(begin)

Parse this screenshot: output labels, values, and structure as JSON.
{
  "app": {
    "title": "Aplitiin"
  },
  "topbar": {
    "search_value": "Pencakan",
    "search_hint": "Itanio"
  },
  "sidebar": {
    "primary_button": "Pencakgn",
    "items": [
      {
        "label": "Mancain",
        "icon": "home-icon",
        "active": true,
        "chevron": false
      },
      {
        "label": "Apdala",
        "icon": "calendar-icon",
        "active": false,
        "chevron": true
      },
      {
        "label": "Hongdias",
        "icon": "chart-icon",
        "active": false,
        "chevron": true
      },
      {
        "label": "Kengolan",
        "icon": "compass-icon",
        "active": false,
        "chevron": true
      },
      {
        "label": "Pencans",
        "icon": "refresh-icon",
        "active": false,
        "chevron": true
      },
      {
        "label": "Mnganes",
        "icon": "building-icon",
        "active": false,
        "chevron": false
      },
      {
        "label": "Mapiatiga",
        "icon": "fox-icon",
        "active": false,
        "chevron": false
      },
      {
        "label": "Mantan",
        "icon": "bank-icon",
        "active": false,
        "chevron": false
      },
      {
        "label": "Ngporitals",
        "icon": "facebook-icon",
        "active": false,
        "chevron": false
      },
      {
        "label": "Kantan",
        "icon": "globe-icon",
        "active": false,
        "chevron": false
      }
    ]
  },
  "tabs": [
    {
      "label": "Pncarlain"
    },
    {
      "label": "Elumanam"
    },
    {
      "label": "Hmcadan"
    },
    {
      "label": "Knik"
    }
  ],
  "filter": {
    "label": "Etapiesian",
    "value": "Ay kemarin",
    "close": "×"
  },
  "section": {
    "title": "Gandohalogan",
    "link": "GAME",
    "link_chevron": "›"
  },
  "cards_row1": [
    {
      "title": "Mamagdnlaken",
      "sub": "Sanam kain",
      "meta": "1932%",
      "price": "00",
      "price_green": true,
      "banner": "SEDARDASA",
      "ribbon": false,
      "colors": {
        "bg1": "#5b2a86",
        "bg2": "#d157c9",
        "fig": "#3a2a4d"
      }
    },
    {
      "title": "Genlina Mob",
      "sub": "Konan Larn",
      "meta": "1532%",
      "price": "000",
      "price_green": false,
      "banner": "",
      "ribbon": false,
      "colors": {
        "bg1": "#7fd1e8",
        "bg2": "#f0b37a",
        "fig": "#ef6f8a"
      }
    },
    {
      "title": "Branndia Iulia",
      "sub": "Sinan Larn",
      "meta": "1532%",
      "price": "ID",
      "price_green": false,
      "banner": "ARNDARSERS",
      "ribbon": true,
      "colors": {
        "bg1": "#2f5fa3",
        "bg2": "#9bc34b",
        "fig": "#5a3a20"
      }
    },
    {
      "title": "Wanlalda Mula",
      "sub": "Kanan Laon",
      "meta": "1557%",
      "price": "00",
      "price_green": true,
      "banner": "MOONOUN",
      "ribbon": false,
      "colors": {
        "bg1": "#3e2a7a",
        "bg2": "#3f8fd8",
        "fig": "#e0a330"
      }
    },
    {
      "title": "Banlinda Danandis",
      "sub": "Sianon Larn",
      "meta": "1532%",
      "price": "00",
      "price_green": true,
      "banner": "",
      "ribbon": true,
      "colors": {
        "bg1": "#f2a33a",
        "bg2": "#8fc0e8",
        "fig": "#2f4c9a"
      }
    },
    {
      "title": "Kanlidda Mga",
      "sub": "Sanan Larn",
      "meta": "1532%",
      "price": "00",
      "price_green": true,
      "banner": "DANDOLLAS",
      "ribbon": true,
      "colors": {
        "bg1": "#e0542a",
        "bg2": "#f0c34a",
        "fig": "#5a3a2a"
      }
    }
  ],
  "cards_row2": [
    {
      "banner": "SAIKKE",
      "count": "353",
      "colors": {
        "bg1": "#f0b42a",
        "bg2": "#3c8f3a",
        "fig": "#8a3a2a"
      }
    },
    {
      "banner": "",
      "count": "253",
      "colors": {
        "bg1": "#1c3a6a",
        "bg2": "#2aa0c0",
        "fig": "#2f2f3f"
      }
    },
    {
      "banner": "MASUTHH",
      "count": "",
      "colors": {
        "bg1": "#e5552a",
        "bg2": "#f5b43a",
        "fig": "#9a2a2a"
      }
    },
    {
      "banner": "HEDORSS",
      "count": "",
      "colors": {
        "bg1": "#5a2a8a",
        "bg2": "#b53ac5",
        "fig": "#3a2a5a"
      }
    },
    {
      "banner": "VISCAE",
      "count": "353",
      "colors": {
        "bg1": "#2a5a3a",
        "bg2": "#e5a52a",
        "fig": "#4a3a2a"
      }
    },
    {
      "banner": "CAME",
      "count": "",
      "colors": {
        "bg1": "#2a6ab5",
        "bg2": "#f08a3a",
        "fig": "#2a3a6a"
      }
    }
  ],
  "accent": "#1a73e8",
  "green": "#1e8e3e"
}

(end)

▶ Aim of the exercise
Output the whole listing above again, word for word.

▶ Correct result
Parse this screenshot: output labels, values, and structure as JSON.
{
  "app": {
    "title": "Aplitiin"
  },
  "topbar": {
    "search_value": "Pencakan",
    "search_hint": "Itanio"
  },
  "sidebar": {
    "primary_button": "Pencakgn",
    "items": [
      {
        "label": "Mancain",
        "icon": "home-icon",
        "active": true,
        "chevron": false
      },
      {
        "label": "Apdala",
        "icon": "calendar-icon",
        "active": false,
        "chevron": true
      },
      {
        "label": "Hongdias",
        "icon": "chart-icon",
        "active": false,
        "chevron": true
      },
      {
        "label": "Kengolan",
        "icon": "compass-icon",
        "active": false,
        "chevron": true
      },
      {
        "label": "Pencans",
        "icon": "refresh-icon",
        "active": false,
        "chevron": true
      },
      {
        "label": "Mnganes",
        "icon": "building-icon",
        "active": false,
        "chevron": false
      },
      {
        "label": "Mapiatiga",
        "icon": "fox-icon",
        "active": false,
        "chevron": false
      },
      {
        "label": "Mantan",
        "icon": "bank-icon",
        "active": false,
        "chevron": false
      },
      {
        "label": "Ngporitals",
        "icon": "facebook-icon",
        "active": false,
        "chevron": false
      },
      {
        "label": "Kantan",
        "icon": "globe-icon",
        "active": false,
        "chevron": false
      }
    ]
  },
  "tabs": [
    {
      "label": "Pncarlain"
    },
    {
      "label": "Elumanam"
    },
    {
      "label": "Hmcadan"
    },
    {
      "label": "Knik"
    }
  ],
  "filter": {
    "label": "Etapiesian",
    "value": "Ay kemarin",
    "close": "×"
  },
  "section": {
    "title": "Gandohalogan",
    "link": "GAME",
    "link_chevron": "›"
  },
  "cards_row1": [
    {
      "title": "Mamagdnlaken",
      "sub": "Sanam kain",
      "meta": "1932%",
      "price": "00",
      "price_green": true,
      "banner": "SEDARDASA",
      "ribbon": false,
      "colors": {
        "bg1": "#5b2a86",
        "bg2": "#d157c9",
        "fig": "#3a2a4d"
      }
    },
    {
      "title": "Genlina Mob",
      "sub": "Konan Larn",
      "meta": "1532%",
      "price": "000",
      "price_green": false,
      "banner": "",
      "ribbon": false,
      "colors": {
        "bg1": "#7fd1e8",
        "bg2": "#f0b37a",
        "fig": "#ef6f8a"
      }
    },
    {
      "title": "Branndia Iulia",
      "sub": "Sinan Larn",
      "meta": "1532%",
      "price": "ID",
      "price_green": false,
      "banner": "ARNDARSERS",
      "ribbon": true,
      "colors": {
        "bg1": "#2f5fa3",
        "bg2": "#9bc34b",
        "fig": "#5a3a20"
      }
    },
    {
      "title": "Wanlalda Mula",
      "sub": "Kanan Laon",
      "meta": "1557%",
      "price": "00",
      "price_green": true,
      "banner": "MOONOUN",
      "ribbon": false,
      "colors": {
        "bg1": "#3e2a7a",
        "bg2": "#3f8fd8",
        "fig": "#e0a330"
      }
    },
    {
      "title": "Banlinda Danandis",
      "sub": "Sianon Larn",
      "meta": "1532%",
      "price": "00",
      "price_green": true,
      "banner": "",
      "ribbon": true,
      "colors": {
        "bg1": "#f2a33a",
        "bg2": "#8fc0e8",
        "fig": "#2f4c9a"
      }
    },
    {
      "title": "Kanlidda Mga",
      "sub": "Sanan Larn",
      "meta": "1532%",
      "price": "00",
      "price_green": true,
      "banner": "DANDOLLAS",
      "ribbon": true,
      "colors": {
        "bg1": "#e0542a",
        "bg2": "#f0c34a",
        "fig": "#5a3a2a"
      }
    }
  ],
  "cards_row2": [
    {
      "banner": "SAIKKE",
      "count": "353",
      "colors": {
        "bg1": "#f0b42a",
        "bg2": "#3c8f3a",
        "fig": "#8a3a2a"
      }
    },
    {
      "banner": "",
      "count": "253",
      "colors": {
        "bg1": "#1c3a6a",
        "bg2": "#2aa0c0",
        "fig": "#2f2f3f"
      }
    },
    {
      "banner": "MASUTHH",
      "count": "",
      "colors": {
        "bg1": "#e5552a",
        "bg2": "#f5b43a",
        "fig": "#9a2a2a"
      }
    },
    {
      "banner": "HEDORSS",
      "count": "",
      "colors": {
        "bg1": "#5a2a8a",
        "bg2": "#b53ac5",
        "fig": "#3a2a5a"
      }
    },
    {
      "banner": "VISCAE",
      "count": "353",
      "colors": {
        "bg1": "#2a5a3a",
        "bg2": "#e5a52a",
        "fig": "#4a3a2a"
      }
    },
    {
      "banner": "CAME",
      "count": "",
      "colors": {
        "bg1": "#2a6ab5",
        "bg2": "#f08a3a",
        "fig": "#2a3a6a"
      }
    }
  ],
  "accent": "#1a73e8",
  "green": "#1e8e3e"
}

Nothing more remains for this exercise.